-- Start --

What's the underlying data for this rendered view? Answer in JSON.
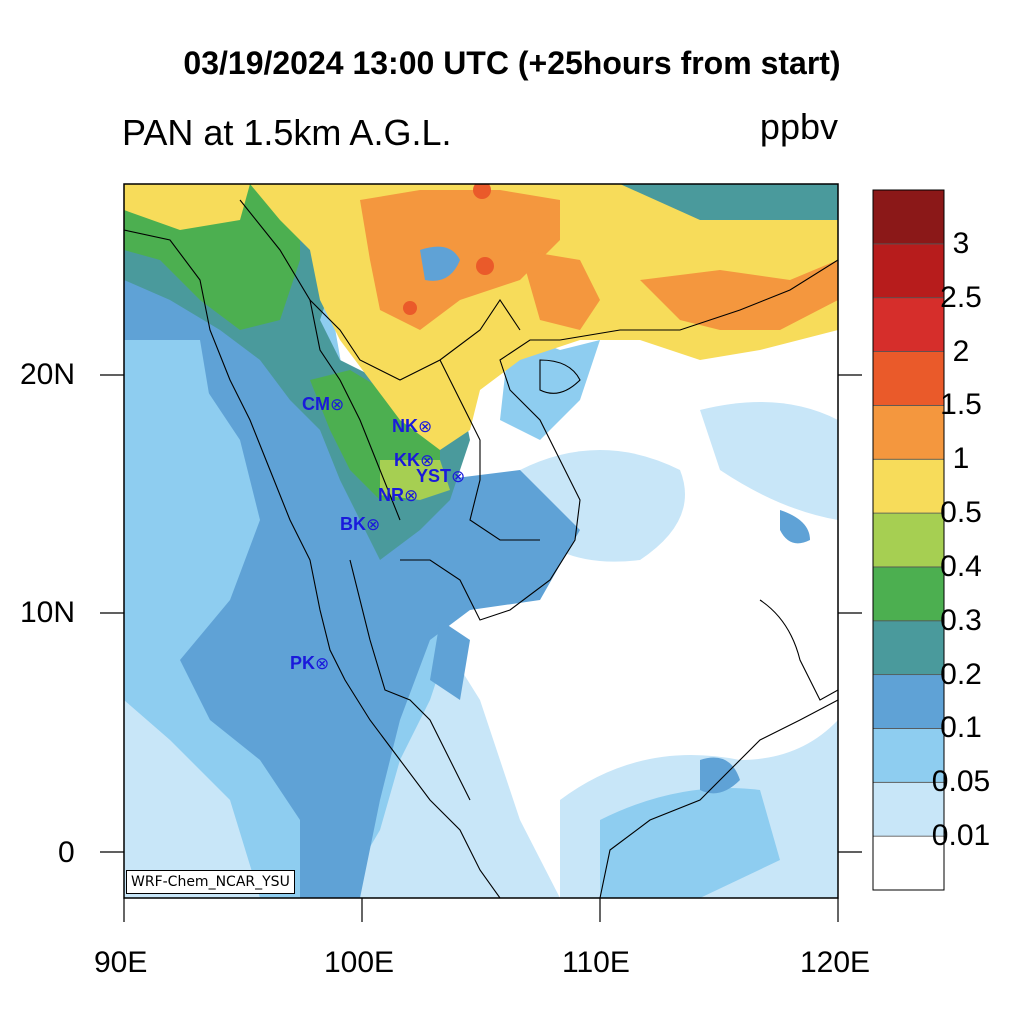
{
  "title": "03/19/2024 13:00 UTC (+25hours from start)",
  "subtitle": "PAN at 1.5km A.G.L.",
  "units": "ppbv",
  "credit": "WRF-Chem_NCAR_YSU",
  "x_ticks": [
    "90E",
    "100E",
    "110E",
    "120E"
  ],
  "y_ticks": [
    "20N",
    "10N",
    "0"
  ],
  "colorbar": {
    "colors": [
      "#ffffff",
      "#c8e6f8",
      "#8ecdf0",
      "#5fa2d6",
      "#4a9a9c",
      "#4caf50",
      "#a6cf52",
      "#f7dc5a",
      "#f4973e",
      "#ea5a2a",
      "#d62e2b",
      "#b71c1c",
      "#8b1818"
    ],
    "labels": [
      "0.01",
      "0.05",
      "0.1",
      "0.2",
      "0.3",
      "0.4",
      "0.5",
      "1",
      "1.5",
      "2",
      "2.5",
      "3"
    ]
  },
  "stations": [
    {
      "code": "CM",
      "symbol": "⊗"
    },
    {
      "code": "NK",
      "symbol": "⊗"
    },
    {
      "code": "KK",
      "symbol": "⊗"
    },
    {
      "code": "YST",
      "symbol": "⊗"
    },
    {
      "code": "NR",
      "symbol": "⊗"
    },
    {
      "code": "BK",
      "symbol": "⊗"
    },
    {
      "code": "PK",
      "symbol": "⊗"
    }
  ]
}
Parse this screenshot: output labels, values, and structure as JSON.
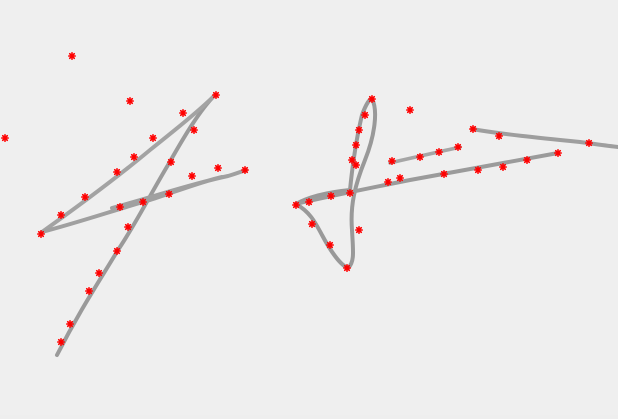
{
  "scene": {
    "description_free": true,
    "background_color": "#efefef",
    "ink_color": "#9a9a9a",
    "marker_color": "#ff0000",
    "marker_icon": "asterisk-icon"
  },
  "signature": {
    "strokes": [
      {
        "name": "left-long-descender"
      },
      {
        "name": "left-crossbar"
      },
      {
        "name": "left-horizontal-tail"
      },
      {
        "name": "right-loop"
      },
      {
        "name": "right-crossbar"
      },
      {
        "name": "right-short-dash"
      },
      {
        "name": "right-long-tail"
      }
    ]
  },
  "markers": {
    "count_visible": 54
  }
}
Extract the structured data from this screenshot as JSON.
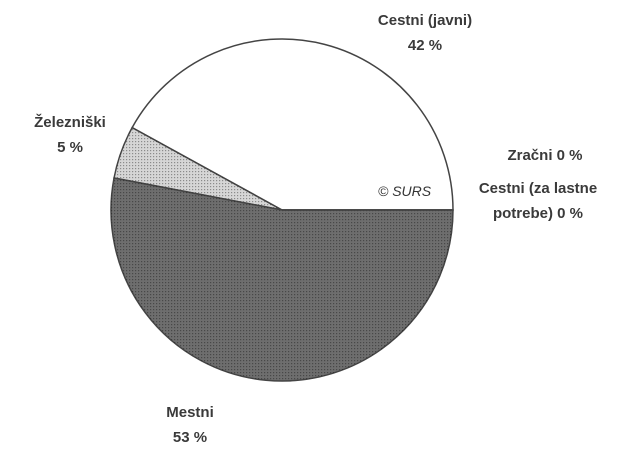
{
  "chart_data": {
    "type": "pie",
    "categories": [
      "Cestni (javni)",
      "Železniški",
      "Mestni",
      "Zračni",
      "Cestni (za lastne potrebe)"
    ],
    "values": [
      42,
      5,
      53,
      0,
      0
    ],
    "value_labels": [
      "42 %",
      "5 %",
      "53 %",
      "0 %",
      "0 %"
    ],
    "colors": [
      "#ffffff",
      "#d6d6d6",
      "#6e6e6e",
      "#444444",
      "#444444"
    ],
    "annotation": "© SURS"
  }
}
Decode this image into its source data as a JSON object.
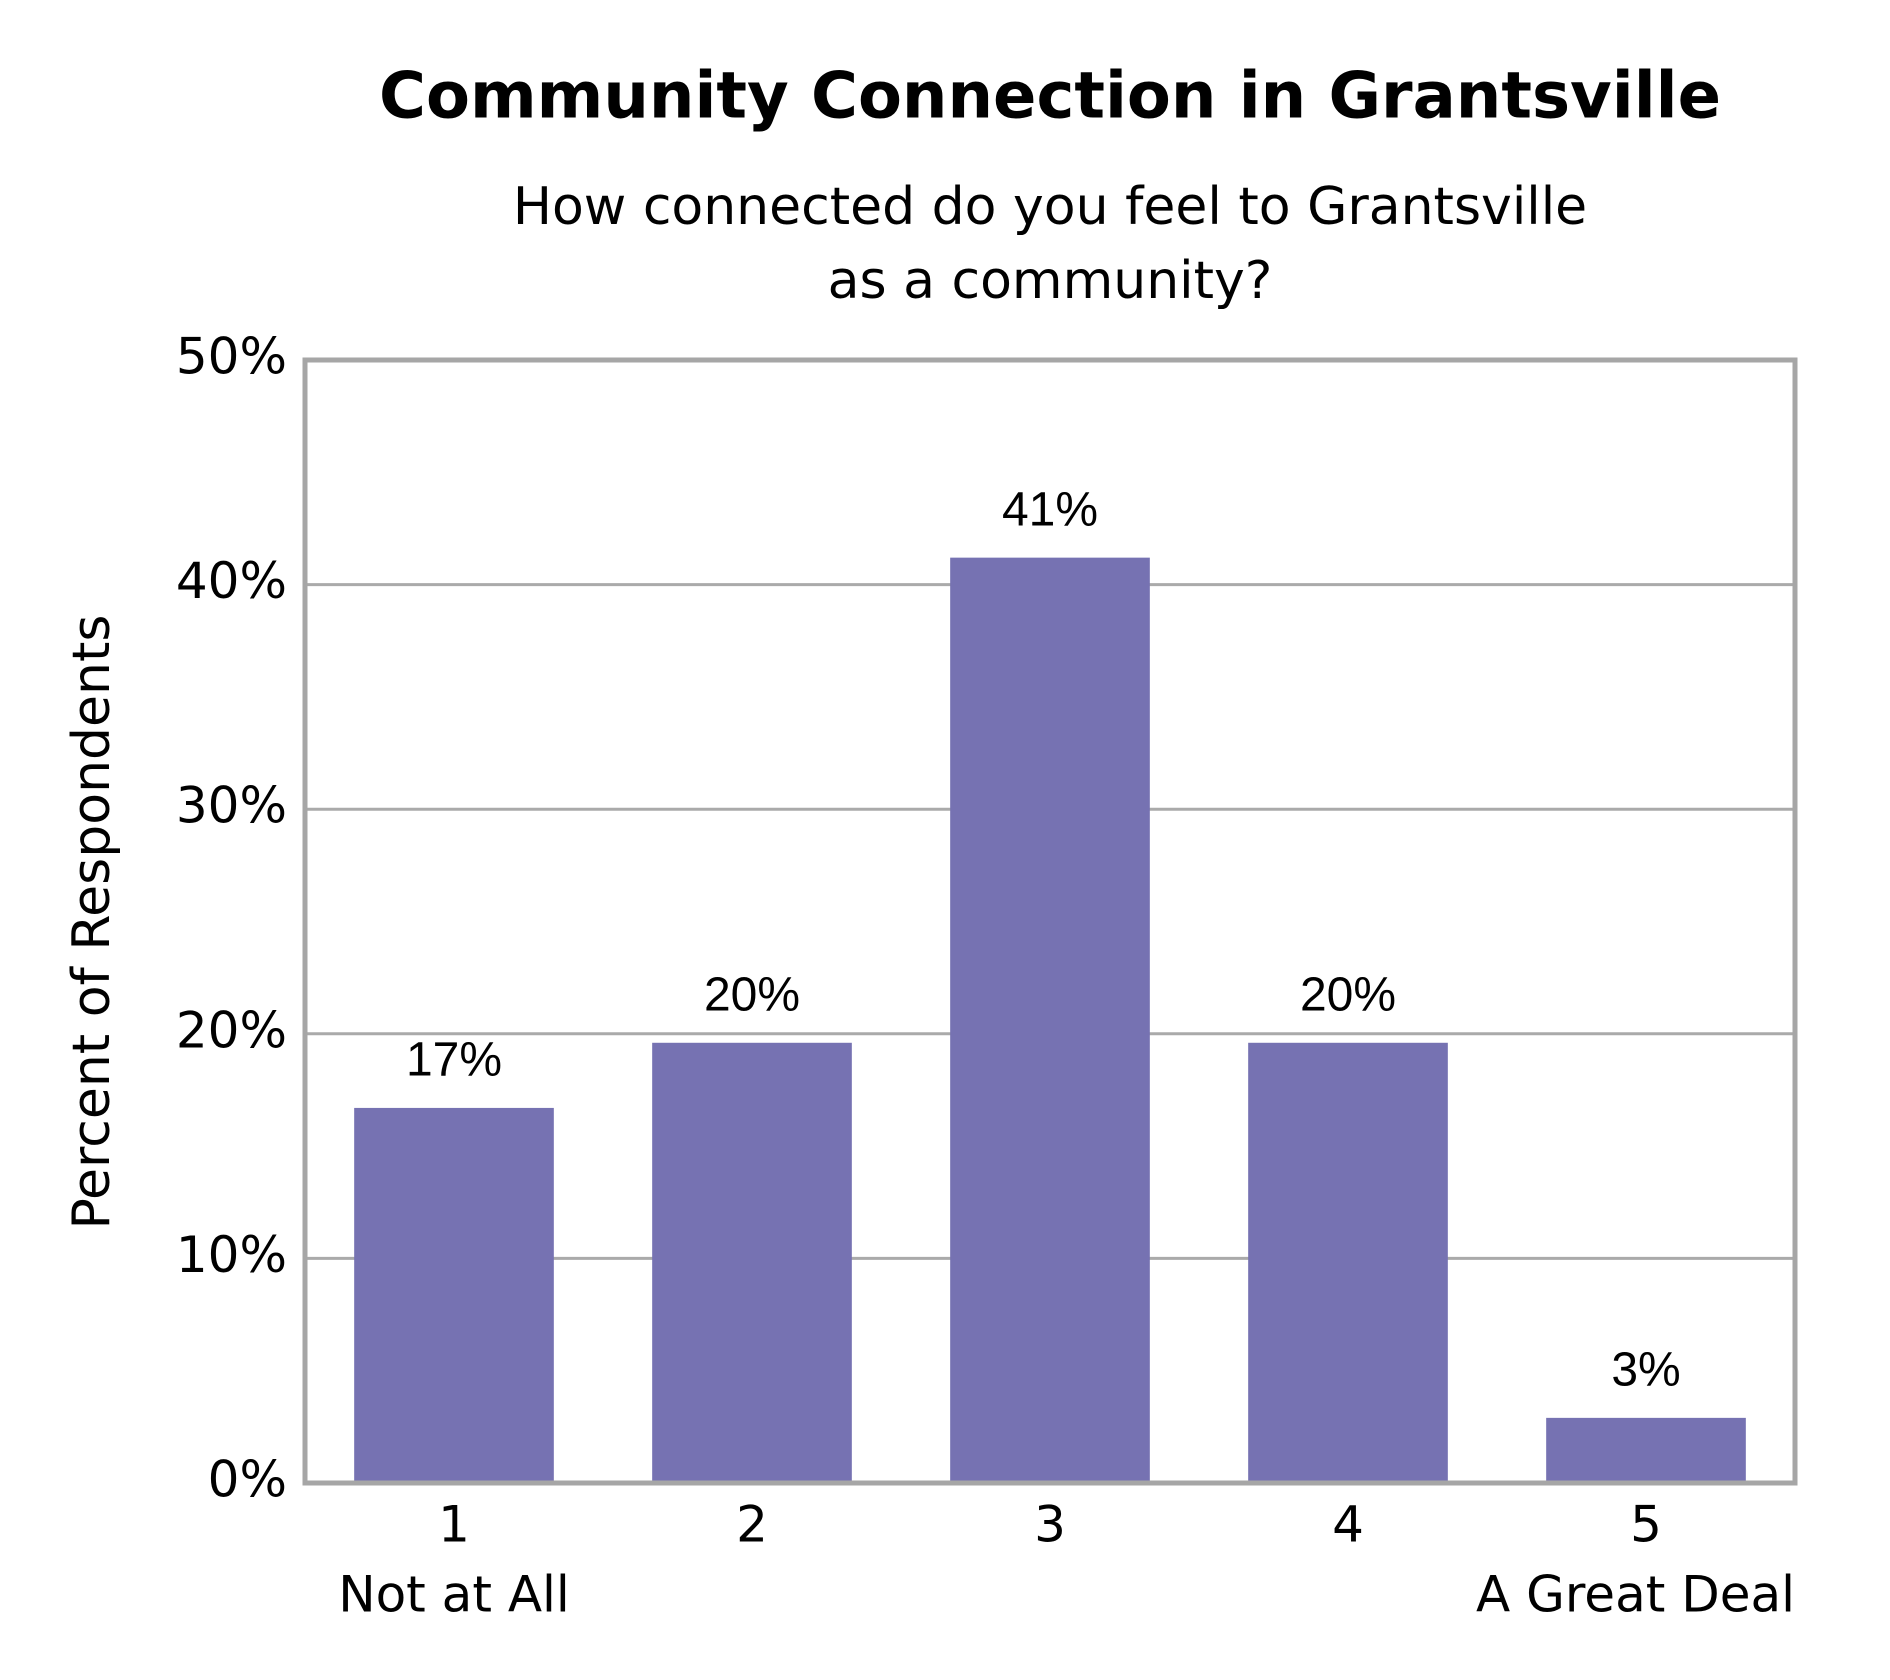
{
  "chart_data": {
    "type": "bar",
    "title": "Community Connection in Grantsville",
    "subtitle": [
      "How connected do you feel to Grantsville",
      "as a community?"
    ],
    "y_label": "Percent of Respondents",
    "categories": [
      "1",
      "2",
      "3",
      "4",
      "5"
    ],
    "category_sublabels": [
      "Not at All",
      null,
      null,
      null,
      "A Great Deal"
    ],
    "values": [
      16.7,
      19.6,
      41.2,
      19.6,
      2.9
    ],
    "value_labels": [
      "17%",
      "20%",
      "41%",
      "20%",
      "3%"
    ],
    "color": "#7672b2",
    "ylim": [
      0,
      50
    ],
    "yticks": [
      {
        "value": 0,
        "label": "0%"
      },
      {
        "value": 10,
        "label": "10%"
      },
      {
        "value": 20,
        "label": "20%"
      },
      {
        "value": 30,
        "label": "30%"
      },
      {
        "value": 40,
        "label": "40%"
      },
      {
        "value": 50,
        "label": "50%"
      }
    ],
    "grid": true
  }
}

-- End --

(WHAT TO DO)
Scan the material for lines with the word "screenshot", and copy each line you find.

(OUTPUT FOR THIS TASK)
Parse this screenshot: output labels, values, and structure as JSON.
Extract the structured data from this screenshot as JSON.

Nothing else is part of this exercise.